(What is expected): Pick out and copy every line below that has the word "footballer".

(Stored records):

===

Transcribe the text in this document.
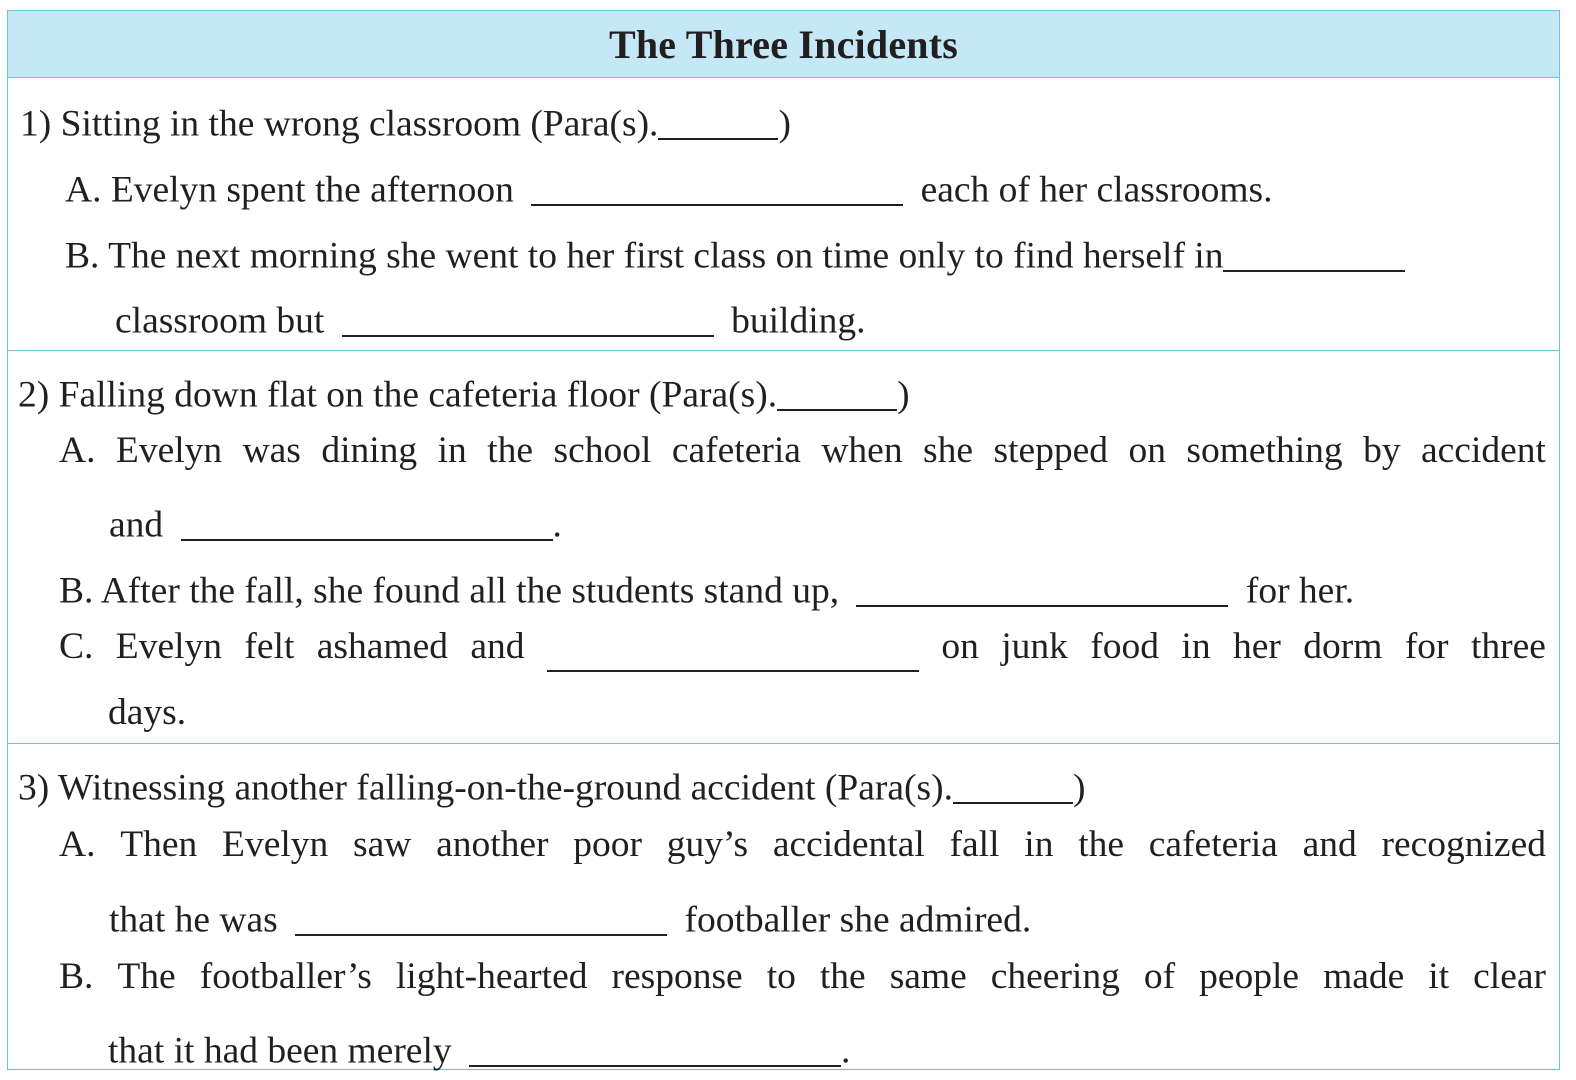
The Three Incidents
1) Sitting in the wrong classroom (Para(s).	)
A. Evelyn spent the afternoon	each of her classrooms.
B. The next morning she went to her first class on time only to find herself in
classroom but	building.
2) Falling down flat on the cafeteria floor (Para(s).	)
A. Evelyn was dining in the school cafeteria when she stepped on something by accident
and	.
B. After the fall, she found all the students stand up,	for her.
C. Evelyn felt ashamed and	on junk food in her dorm for three
days.
3) Witnessing another falling-on-the-ground accident (Para(s).	)
A. Then Evelyn saw another poor guy’s accidental fall in the cafeteria and recognized
that he was	footballer she admired.
B. The footballer’s light-hearted response to the same cheering of people made it clear
that it had been merely	.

===

(Output of the exercise):
that he was	footballer she admired.
B. The footballer’s light-hearted response to the same cheering of people made it clear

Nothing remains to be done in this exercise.